Transcribe the listing in full, excluding any pictures.

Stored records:
** START **
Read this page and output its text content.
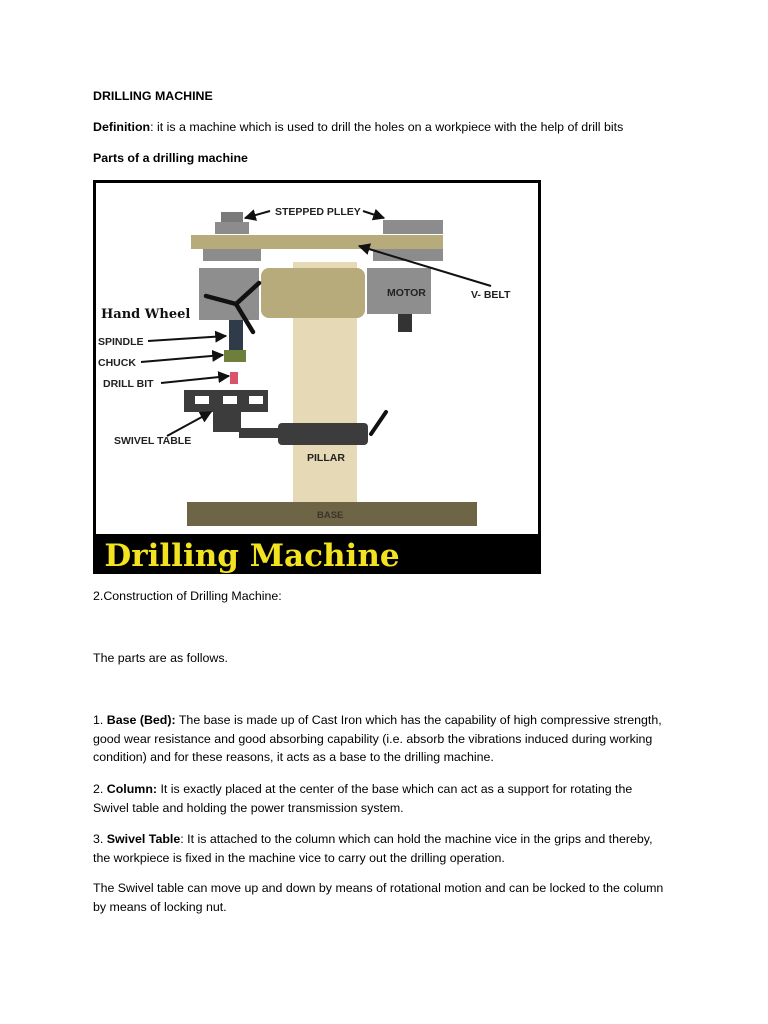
DRILLING MACHINE

Definition: it is a machine which is used to drill the holes on a workpiece with the help of drill bits

Parts of a drilling machine

Drilling Machine
STEPPED PLLEY
V- BELT
MOTOR
SPINDLE
CHUCK
DRILL BIT
SWIVEL TABLE
PILLAR
BASE
Hand Wheel

2.Construction of Drilling Machine:

The parts are as follows.

1. Base (Bed): The base is made up of Cast Iron which has the capability of high compressive strength, good wear resistance and good absorbing capability (i.e. absorb the vibrations induced during working condition) and for these reasons, it acts as a base to the drilling machine.

2. Column: It is exactly placed at the center of the base which can act as a support for rotating the Swivel table and holding the power transmission system.

3. Swivel Table: It is attached to the column which can hold the machine vice in the grips and thereby, the workpiece is fixed in the machine vice to carry out the drilling operation.

The Swivel table can move up and down by means of rotational motion and can be locked to the column by means of locking nut.
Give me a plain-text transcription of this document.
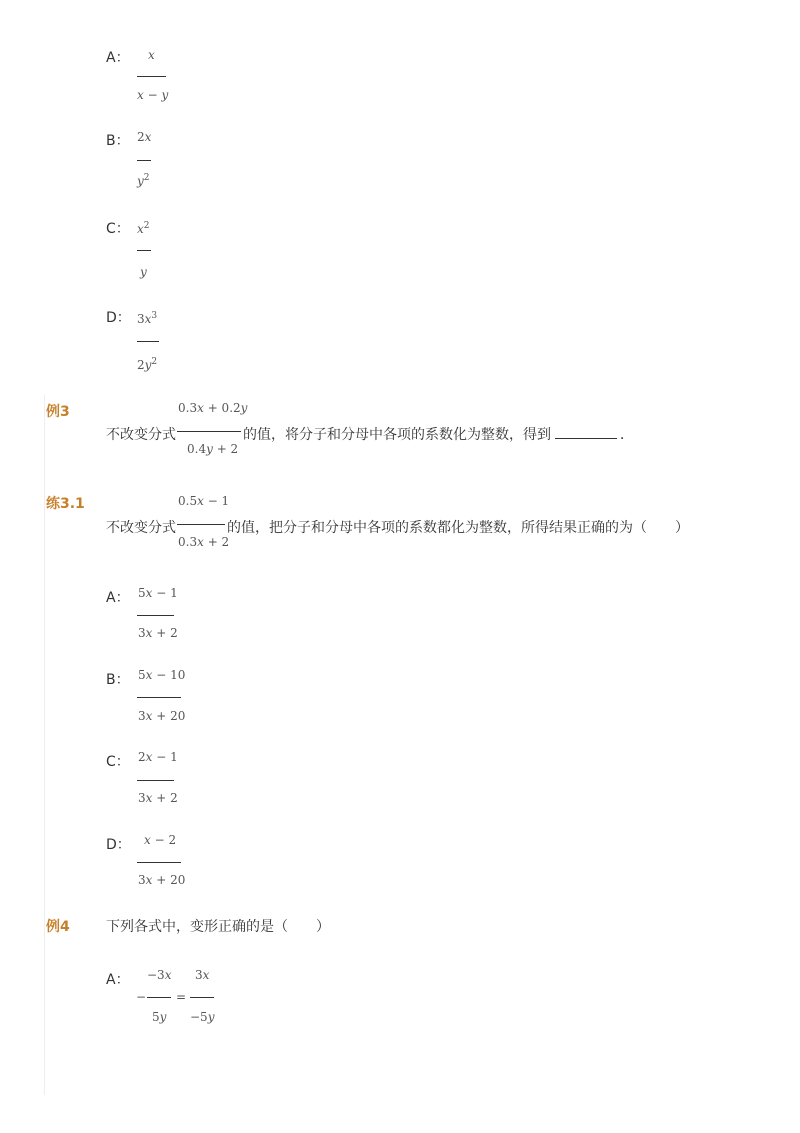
A： x
x − y
B： 2x
$y^2$
C： $x^2$
y
D： $3x^3$
$2y^2$
例3	0.3x + 0.2y
不改变分式	的值，将分子和分母中各项的系数化为整数，得到	．
0.4y + 2
练3.1	0.5x − 1
不改变分式	的值，把分子和分母中各项的系数都化为整数，所得结果正确的为（　　）
0.3x + 2
A： 5x − 1
3x + 2
B： 5x − 10
3x + 20
C： 2x − 1
3x + 2
D： x − 2
3x + 20
例4	下列各式中，变形正确的是（　　）
A： −3x
−
5y
=
3x
−5y
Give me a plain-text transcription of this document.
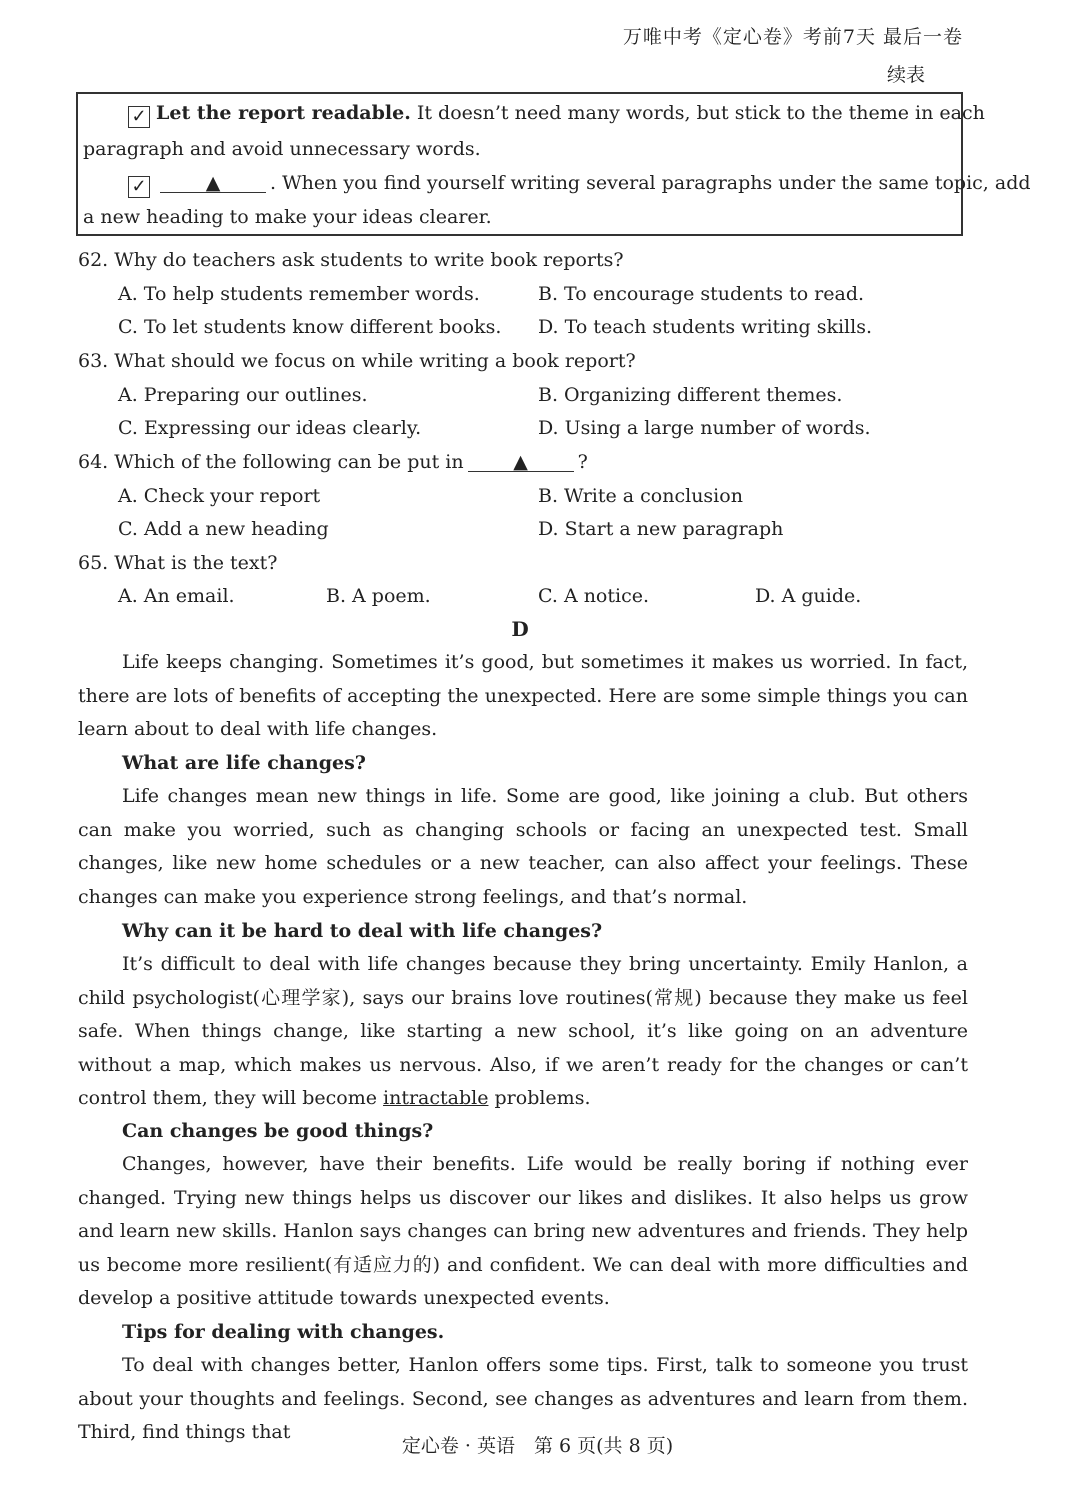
万唯中考《定心卷》考前7天 最后一卷
续表
✓ Let the report readable. It doesn’t need many words, but stick to the theme in each
paragraph and avoid unnecessary words.
✓	▲	. When you find yourself writing several paragraphs under the same topic, add
a new heading to make your ideas clearer.
62. Why do teachers ask students to write book reports?
A. To help students remember words.	B. To encourage students to read.
C. To let students know different books. D. To teach students writing skills.
63. What should we focus on while writing a book report?
A. Preparing our outlines.	B. Organizing different themes.
C. Expressing our ideas clearly.	D. Using a large number of words.
64. Which of the following can be put in	▲	?
A. Check your report	B. Write a conclusion
C. Add a new heading	D. Start a new paragraph
65. What is the text?
A. An email.	B. A poem.	C. A notice.	D. A guide.
D

Life keeps changing. Sometimes it’s good, but sometimes it makes us worried. In fact, there are lots of benefits of accepting the unexpected. Here are some simple things you can learn about to deal with life changes.

What are life changes?

Life changes mean new things in life. Some are good, like joining a club. But others can make you worried, such as changing schools or facing an unexpected test. Small changes, like new home schedules or a new teacher, can also affect your feelings. These changes can make you experience strong feelings, and that’s normal.

Why can it be hard to deal with life changes?

It’s difficult to deal with life changes because they bring uncertainty. Emily Hanlon, a child psychologist(心理学家), says our brains love routines(常规) because they make us feel safe. When things change, like starting a new school, it’s like going on an adventure without a map, which makes us nervous. Also, if we aren’t ready for the changes or can’t control them, they will become intractable problems.

Can changes be good things?

Changes, however, have their benefits. Life would be really boring if nothing ever changed. Trying new things helps us discover our likes and dislikes. It also helps us grow and learn new skills. Hanlon says changes can bring new adventures and friends. They help us become more resilient(有适应力的) and confident. We can deal with more difficulties and develop a positive attitude towards unexpected events.

Tips for dealing with changes.

To deal with changes better, Hanlon offers some tips. First, talk to someone you trust about your thoughts and feelings. Second, see changes as adventures and learn from them. Third, find things that

定心卷 · 英语　第 6 页(共 8 页)
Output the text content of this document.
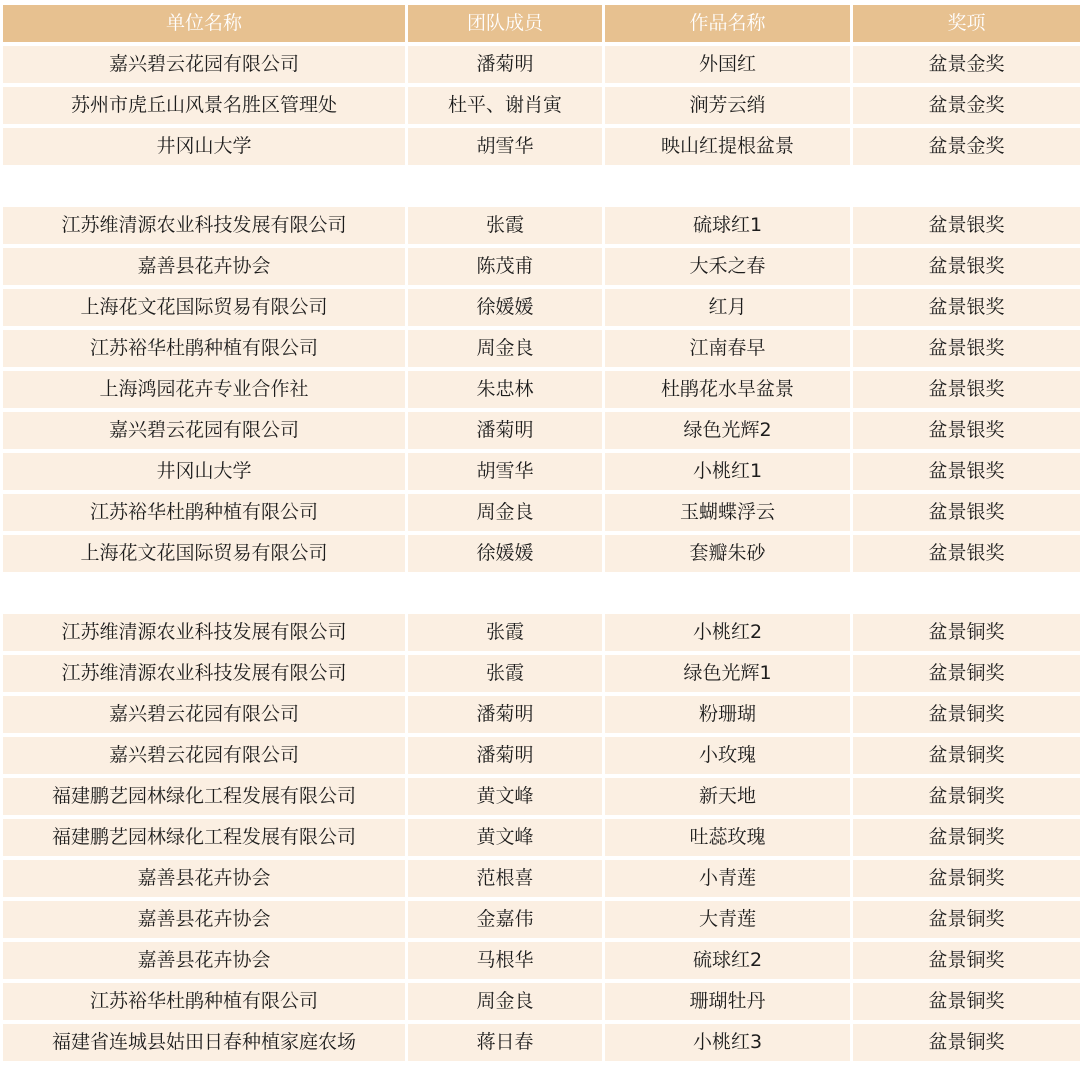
单位名称	团队成员	作品名称	奖项
嘉兴碧云花园有限公司	潘菊明	外国红	盆景金奖
苏州市虎丘山风景名胜区管理处	杜平、谢肖寅	涧芳云绡	盆景金奖
井冈山大学	胡雪华	映山红提根盆景	盆景金奖
江苏维清源农业科技发展有限公司	张霞	硫球红1	盆景银奖
嘉善县花卉协会	陈茂甫	大禾之春	盆景银奖
上海花文花国际贸易有限公司	徐媛媛	红月	盆景银奖
江苏裕华杜鹃种植有限公司	周金良	江南春早	盆景银奖
上海鸿园花卉专业合作社	朱忠林	杜鹃花水旱盆景	盆景银奖
嘉兴碧云花园有限公司	潘菊明	绿色光辉2	盆景银奖
井冈山大学	胡雪华	小桃红1	盆景银奖
江苏裕华杜鹃种植有限公司	周金良	玉蝴蝶浮云	盆景银奖
上海花文花国际贸易有限公司	徐媛媛	套瓣朱砂	盆景银奖
江苏维清源农业科技发展有限公司	张霞	小桃红2	盆景铜奖
江苏维清源农业科技发展有限公司	张霞	绿色光辉1	盆景铜奖
嘉兴碧云花园有限公司	潘菊明	粉珊瑚	盆景铜奖
嘉兴碧云花园有限公司	潘菊明	小玫瑰	盆景铜奖
福建鹏艺园林绿化工程发展有限公司	黄文峰	新天地	盆景铜奖
福建鹏艺园林绿化工程发展有限公司	黄文峰	吐蕊玫瑰	盆景铜奖
嘉善县花卉协会	范根喜	小青莲	盆景铜奖
嘉善县花卉协会	金嘉伟	大青莲	盆景铜奖
嘉善县花卉协会	马根华	硫球红2	盆景铜奖
江苏裕华杜鹃种植有限公司	周金良	珊瑚牡丹	盆景铜奖
福建省连城县姑田日春种植家庭农场	蒋日春	小桃红3	盆景铜奖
** END **
Problem solution >>
Read this page and output its text content.
DRILLING MACHINE

Definition: it is a machine which is used to drill the holes on a workpiece with the help of drill bits

Parts of a drilling machine

Drilling Machine
STEPPED PLLEY
V- BELT
MOTOR
SPINDLE
CHUCK
DRILL BIT
SWIVEL TABLE
PILLAR
BASE
Hand Wheel

2.Construction of Drilling Machine:

The parts are as follows.

1. Base (Bed): The base is made up of Cast Iron which has the capability of high compressive strength, good wear resistance and good absorbing capability (i.e. absorb the vibrations induced during working condition) and for these reasons, it acts as a base to the drilling machine.

2. Column: It is exactly placed at the center of the base which can act as a support for rotating the Swivel table and holding the power transmission system.

3. Swivel Table: It is attached to the column which can hold the machine vice in the grips and thereby, the workpiece is fixed in the machine vice to carry out the drilling operation.

The Swivel table can move up and down by means of rotational motion and can be locked to the column by means of locking nut.
Give me a plain-text transcription of this document.
A： x
x − y
B： 2x
$y^2$
C： $x^2$
y
D： $3x^3$
$2y^2$
例3	0.3x + 0.2y
不改变分式	的值，将分子和分母中各项的系数化为整数，得到	．
0.4y + 2
练3.1	0.5x − 1
不改变分式	的值，把分子和分母中各项的系数都化为整数，所得结果正确的为（　　）
0.3x + 2
A： 5x − 1
3x + 2
B： 5x − 10
3x + 20
C： 2x − 1
3x + 2
D： x − 2
3x + 20
例4	下列各式中，变形正确的是（　　）
A： −3x
−
5y
=
3x
−5y
Give me a plain-text transcription of this document.
万唯中考《定心卷》考前7天 最后一卷
续表
✓ Let the report readable. It doesn’t need many words, but stick to the theme in each
paragraph and avoid unnecessary words.
✓	▲	. When you find yourself writing several paragraphs under the same topic, add
a new heading to make your ideas clearer.
62. Why do teachers ask students to write book reports?
A. To help students remember words.	B. To encourage students to read.
C. To let students know different books. D. To teach students writing skills.
63. What should we focus on while writing a book report?
A. Preparing our outlines.	B. Organizing different themes.
C. Expressing our ideas clearly.	D. Using a large number of words.
64. Which of the following can be put in	▲	?
A. Check your report	B. Write a conclusion
C. Add a new heading	D. Start a new paragraph
65. What is the text?
A. An email.	B. A poem.	C. A notice.	D. A guide.
D

Life keeps changing. Sometimes it’s good, but sometimes it makes us worried. In fact, there are lots of benefits of accepting the unexpected. Here are some simple things you can learn about to deal with life changes.

What are life changes?

Life changes mean new things in life. Some are good, like joining a club. But others can make you worried, such as changing schools or facing an unexpected test. Small changes, like new home schedules or a new teacher, can also affect your feelings. These changes can make you experience strong feelings, and that’s normal.

Why can it be hard to deal with life changes?

It’s difficult to deal with life changes because they bring uncertainty. Emily Hanlon, a child psychologist(心理学家), says our brains love routines(常规) because they make us feel safe. When things change, like starting a new school, it’s like going on an adventure without a map, which makes us nervous. Also, if we aren’t ready for the changes or can’t control them, they will become intractable problems.

Can changes be good things?

Changes, however, have their benefits. Life would be really boring if nothing ever changed. Trying new things helps us discover our likes and dislikes. It also helps us grow and learn new skills. Hanlon says changes can bring new adventures and friends. They help us become more resilient(有适应力的) and confident. We can deal with more difficulties and develop a positive attitude towards unexpected events.

Tips for dealing with changes.

To deal with changes better, Hanlon offers some tips. First, talk to someone you trust about your thoughts and feelings. Second, see changes as adventures and learn from them. Third, find things that

定心卷 · 英语　第 6 页(共 8 页)
Output the text content of this document.
单位名称	团队成员	作品名称	奖项
嘉兴碧云花园有限公司	潘菊明	外国红	盆景金奖
苏州市虎丘山风景名胜区管理处	杜平、谢肖寅	涧芳云绡	盆景金奖
井冈山大学	胡雪华	映山红提根盆景	盆景金奖
江苏维清源农业科技发展有限公司	张霞	硫球红1	盆景银奖
嘉善县花卉协会	陈茂甫	大禾之春	盆景银奖
上海花文花国际贸易有限公司	徐媛媛	红月	盆景银奖
江苏裕华杜鹃种植有限公司	周金良	江南春早	盆景银奖
上海鸿园花卉专业合作社	朱忠林	杜鹃花水旱盆景	盆景银奖
嘉兴碧云花园有限公司	潘菊明	绿色光辉2	盆景银奖
井冈山大学	胡雪华	小桃红1	盆景银奖
江苏裕华杜鹃种植有限公司	周金良	玉蝴蝶浮云	盆景银奖
上海花文花国际贸易有限公司	徐媛媛	套瓣朱砂	盆景银奖
江苏维清源农业科技发展有限公司	张霞	小桃红2	盆景铜奖
江苏维清源农业科技发展有限公司	张霞	绿色光辉1	盆景铜奖
嘉兴碧云花园有限公司	潘菊明	粉珊瑚	盆景铜奖
嘉兴碧云花园有限公司	潘菊明	小玫瑰	盆景铜奖
福建鹏艺园林绿化工程发展有限公司	黄文峰	新天地	盆景铜奖
福建鹏艺园林绿化工程发展有限公司	黄文峰	吐蕊玫瑰	盆景铜奖
嘉善县花卉协会	范根喜	小青莲	盆景铜奖
嘉善县花卉协会	金嘉伟	大青莲	盆景铜奖
嘉善县花卉协会	马根华	硫球红2	盆景铜奖
江苏裕华杜鹃种植有限公司	周金良	珊瑚牡丹	盆景铜奖
福建省连城县姑田日春种植家庭农场	蒋日春	小桃红3	盆景铜奖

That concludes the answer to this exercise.